* [What the task asks]: Skip every image and restate the data word for word.

* [Input rows]:
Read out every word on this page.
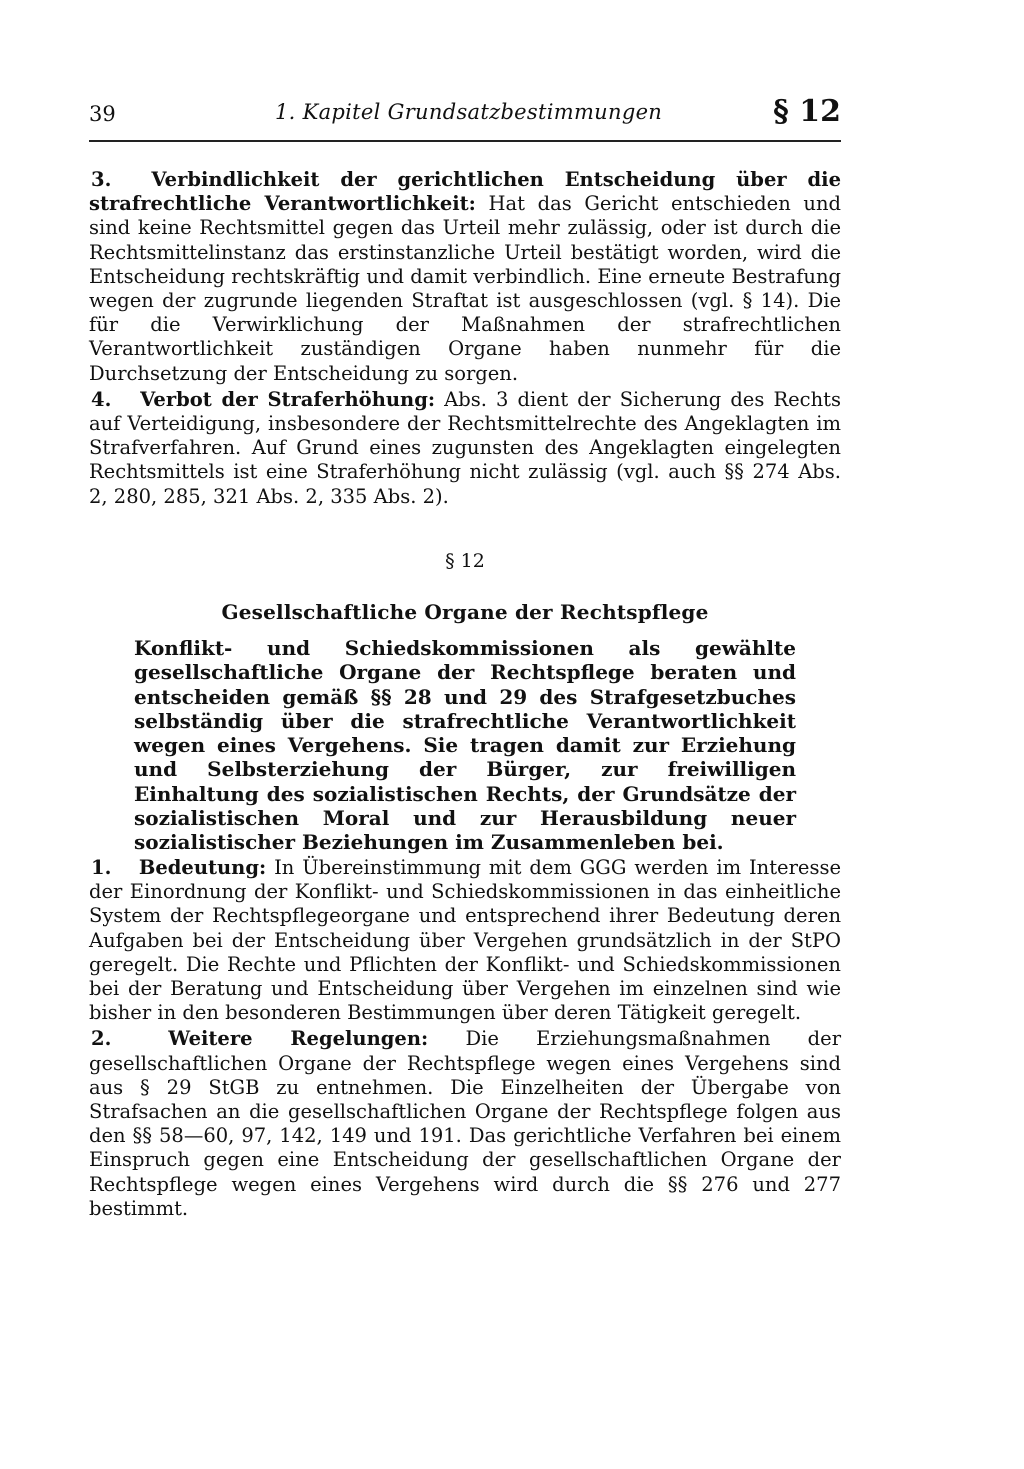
39	1. Kapitel Grundsatzbestimmungen	§ 12

3. Verbindlichkeit der gerichtlichen Entscheidung über die strafrechtliche Verantwortlichkeit: Hat das Gericht entschieden und sind keine Rechtsmittel gegen das Urteil mehr zulässig, oder ist durch die Rechtsmittelinstanz das erstinstanzliche Urteil bestätigt worden, wird die Entscheidung rechtskräftig und damit verbindlich. Eine erneute Bestrafung wegen der zugrunde liegenden Straftat ist ausgeschlossen (vgl. § 14). Die für die Verwirklichung der Maßnahmen der strafrechtlichen Verantwortlichkeit zuständigen Organe haben nunmehr für die Durchsetzung der Entscheidung zu sorgen.

4. Verbot der Straferhöhung: Abs. 3 dient der Sicherung des Rechts auf Verteidigung, insbesondere der Rechtsmittelrechte des Angeklagten im Strafverfahren. Auf Grund eines zugunsten des Angeklagten eingelegten Rechtsmittels ist eine Straferhöhung nicht zulässig (vgl. auch §§ 274 Abs. 2, 280, 285, 321 Abs. 2, 335 Abs. 2).

§ 12
Gesellschaftliche Organe der Rechtspflege
Konflikt- und Schiedskommissionen als gewählte gesellschaftliche Organe der Rechtspflege beraten und entscheiden gemäß §§ 28 und 29 des Strafgesetzbuches selbständig über die strafrechtliche Verantwortlichkeit wegen eines Vergehens. Sie tragen damit zur Erziehung und Selbsterziehung der Bürger, zur freiwilligen Einhaltung des sozialistischen Rechts, der Grundsätze der sozialistischen Moral und zur Herausbildung neuer sozialistischer Beziehungen im Zusammenleben bei.

1. Bedeutung: In Übereinstimmung mit dem GGG werden im Interesse der Einordnung der Konflikt- und Schiedskommissionen in das einheitliche System der Rechtspflegeorgane und entsprechend ihrer Bedeutung deren Aufgaben bei der Entscheidung über Vergehen grundsätzlich in der StPO geregelt. Die Rechte und Pflichten der Konflikt- und Schiedskommissionen bei der Beratung und Entscheidung über Vergehen im einzelnen sind wie bisher in den besonderen Bestimmungen über deren Tätigkeit geregelt.

2.	Weitere Regelungen: Die Erziehungsmaßnahmen der gesellschaftlichen Organe der Rechtspflege wegen eines Vergehens sind aus § 29 StGB zu entnehmen. Die Einzelheiten der Übergabe von Strafsachen an die gesellschaftlichen Organe der Rechtspflege folgen aus den §§ 58—60, 97, 142, 149 und 191. Das gerichtliche Verfahren bei einem Einspruch gegen eine Entscheidung der gesellschaftlichen Organe der Rechtspflege wegen eines Vergehens wird durch die §§ 276 und 277 bestimmt.
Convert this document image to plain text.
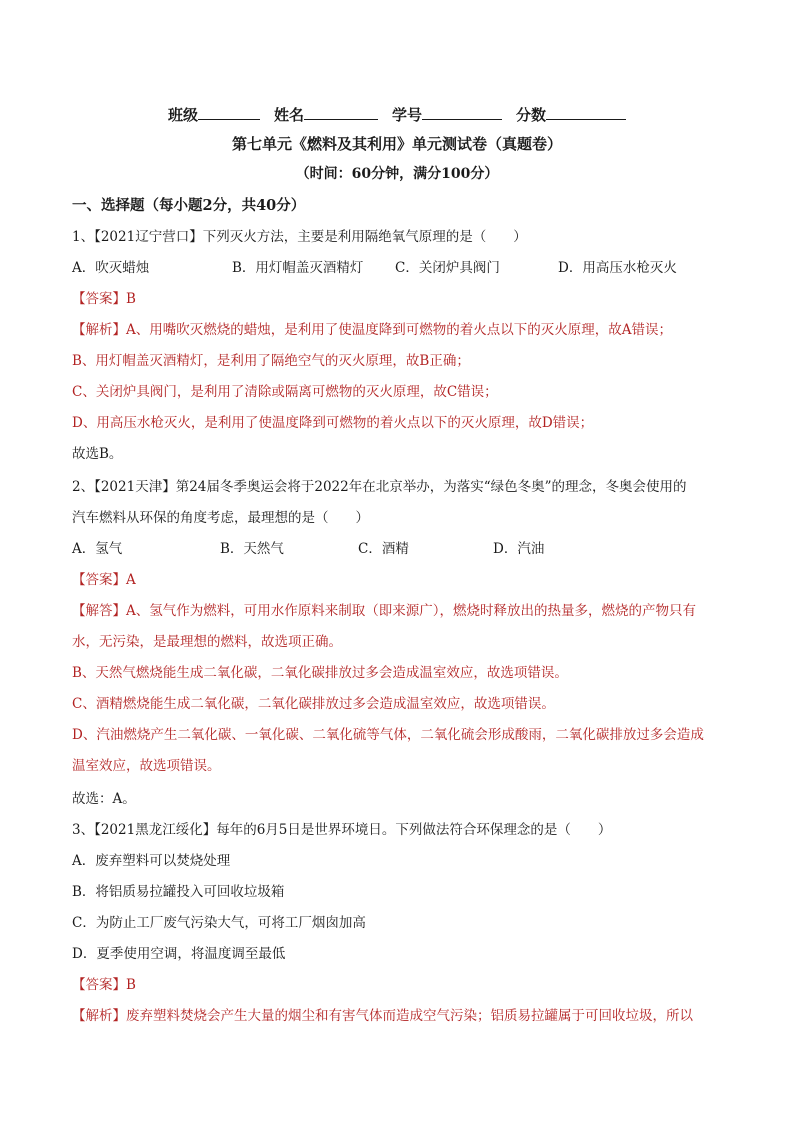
班级	姓名	学号	分数
第七单元《燃料及其利用》单元测试卷（真题卷）
（时间：60分钟，满分100分）
一、选择题（每小题2分，共40分）
1、【2021辽宁营口】下列灭火方法，主要是利用隔绝氧气原理的是（　　）
A．吹灭蜡烛	B．用灯帽盖灭酒精灯 C．关闭炉具阀门	D．用高压水枪灭火
【答案】B
【解析】A、用嘴吹灭燃烧的蜡烛，是利用了使温度降到可燃物的着火点以下的灭火原理，故A错误；
B、用灯帽盖灭酒精灯，是利用了隔绝空气的灭火原理，故B正确；
C、关闭炉具阀门，是利用了清除或隔离可燃物的灭火原理，故C错误；
D、用高压水枪灭火，是利用了使温度降到可燃物的着火点以下的灭火原理，故D错误；
故选B。
2、【2021天津】第24届冬季奥运会将于2022年在北京举办，为落实“绿色冬奥”的理念，冬奥会使用的
汽车燃料从环保的角度考虑，最理想的是（　　）
A．氢气	B．天然气	C．酒精	D．汽油
【答案】A
【解答】A、氢气作为燃料，可用水作原料来制取（即来源广），燃烧时释放出的热量多，燃烧的产物只有
水，无污染，是最理想的燃料，故选项正确。
B、天然气燃烧能生成二氧化碳，二氧化碳排放过多会造成温室效应，故选项错误。
C、酒精燃烧能生成二氧化碳，二氧化碳排放过多会造成温室效应，故选项错误。
D、汽油燃烧产生二氧化碳、一氧化碳、二氧化硫等气体，二氧化硫会形成酸雨，二氧化碳排放过多会造成
温室效应，故选项错误。
故选：A。
3、【2021黑龙江绥化】每年的6月5日是世界环境日。下列做法符合环保理念的是（　　）
A．废弃塑料可以焚烧处理
B．将铝质易拉罐投入可回收垃圾箱
C．为防止工厂废气污染大气，可将工厂烟囱加高
D．夏季使用空调，将温度调至最低
【答案】B
【解析】废弃塑料焚烧会产生大量的烟尘和有害气体而造成空气污染；铝质易拉罐属于可回收垃圾，所以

* [The completed task]:
Read out every word on this page.
39	1. Kapitel Grundsatzbestimmungen	§ 12

3. Verbindlichkeit der gerichtlichen Entscheidung über die strafrechtliche Verantwortlichkeit: Hat das Gericht entschieden und sind keine Rechtsmittel gegen das Urteil mehr zulässig, oder ist durch die Rechtsmittelinstanz das erstinstanzliche Urteil bestätigt worden, wird die Entscheidung rechtskräftig und damit verbindlich. Eine erneute Bestrafung wegen der zugrunde liegenden Straftat ist ausgeschlossen (vgl. § 14). Die für die Verwirklichung der Maßnahmen der strafrechtlichen Verantwortlichkeit zuständigen Organe haben nunmehr für die Durchsetzung der Entscheidung zu sorgen.

4. Verbot der Straferhöhung: Abs. 3 dient der Sicherung des Rechts auf Verteidigung, insbesondere der Rechtsmittelrechte des Angeklagten im Strafverfahren. Auf Grund eines zugunsten des Angeklagten eingelegten Rechtsmittels ist eine Straferhöhung nicht zulässig (vgl. auch §§ 274 Abs. 2, 280, 285, 321 Abs. 2, 335 Abs. 2).

§ 12
Gesellschaftliche Organe der Rechtspflege
Konflikt- und Schiedskommissionen als gewählte gesellschaftliche Organe der Rechtspflege beraten und entscheiden gemäß §§ 28 und 29 des Strafgesetzbuches selbständig über die strafrechtliche Verantwortlichkeit wegen eines Vergehens. Sie tragen damit zur Erziehung und Selbsterziehung der Bürger, zur freiwilligen Einhaltung des sozialistischen Rechts, der Grundsätze der sozialistischen Moral und zur Herausbildung neuer sozialistischer Beziehungen im Zusammenleben bei.

1. Bedeutung: In Übereinstimmung mit dem GGG werden im Interesse der Einordnung der Konflikt- und Schiedskommissionen in das einheitliche System der Rechtspflegeorgane und entsprechend ihrer Bedeutung deren Aufgaben bei der Entscheidung über Vergehen grundsätzlich in der StPO geregelt. Die Rechte und Pflichten der Konflikt- und Schiedskommissionen bei der Beratung und Entscheidung über Vergehen im einzelnen sind wie bisher in den besonderen Bestimmungen über deren Tätigkeit geregelt.

2.	Weitere Regelungen: Die Erziehungsmaßnahmen der gesellschaftlichen Organe der Rechtspflege wegen eines Vergehens sind aus § 29 StGB zu entnehmen. Die Einzelheiten der Übergabe von Strafsachen an die gesellschaftlichen Organe der Rechtspflege folgen aus den §§ 58—60, 97, 142, 149 und 191. Das gerichtliche Verfahren bei einem Einspruch gegen eine Entscheidung der gesellschaftlichen Organe der Rechtspflege wegen eines Vergehens wird durch die §§ 276 und 277 bestimmt.
Convert this document image to plain text.
班级	姓名	学号	分数
第七单元《燃料及其利用》单元测试卷（真题卷）
（时间：60分钟，满分100分）
一、选择题（每小题2分，共40分）
1、【2021辽宁营口】下列灭火方法，主要是利用隔绝氧气原理的是（　　）
A．吹灭蜡烛	B．用灯帽盖灭酒精灯 C．关闭炉具阀门	D．用高压水枪灭火
【答案】B
【解析】A、用嘴吹灭燃烧的蜡烛，是利用了使温度降到可燃物的着火点以下的灭火原理，故A错误；
B、用灯帽盖灭酒精灯，是利用了隔绝空气的灭火原理，故B正确；
C、关闭炉具阀门，是利用了清除或隔离可燃物的灭火原理，故C错误；
D、用高压水枪灭火，是利用了使温度降到可燃物的着火点以下的灭火原理，故D错误；
故选B。
2、【2021天津】第24届冬季奥运会将于2022年在北京举办，为落实“绿色冬奥”的理念，冬奥会使用的
汽车燃料从环保的角度考虑，最理想的是（　　）
A．氢气	B．天然气	C．酒精	D．汽油
【答案】A
【解答】A、氢气作为燃料，可用水作原料来制取（即来源广），燃烧时释放出的热量多，燃烧的产物只有
水，无污染，是最理想的燃料，故选项正确。
B、天然气燃烧能生成二氧化碳，二氧化碳排放过多会造成温室效应，故选项错误。
C、酒精燃烧能生成二氧化碳，二氧化碳排放过多会造成温室效应，故选项错误。
D、汽油燃烧产生二氧化碳、一氧化碳、二氧化硫等气体，二氧化硫会形成酸雨，二氧化碳排放过多会造成
温室效应，故选项错误。
故选：A。
3、【2021黑龙江绥化】每年的6月5日是世界环境日。下列做法符合环保理念的是（　　）
A．废弃塑料可以焚烧处理
B．将铝质易拉罐投入可回收垃圾箱
C．为防止工厂废气污染大气，可将工厂烟囱加高
D．夏季使用空调，将温度调至最低
【答案】B
【解析】废弃塑料焚烧会产生大量的烟尘和有害气体而造成空气污染；铝质易拉罐属于可回收垃圾，所以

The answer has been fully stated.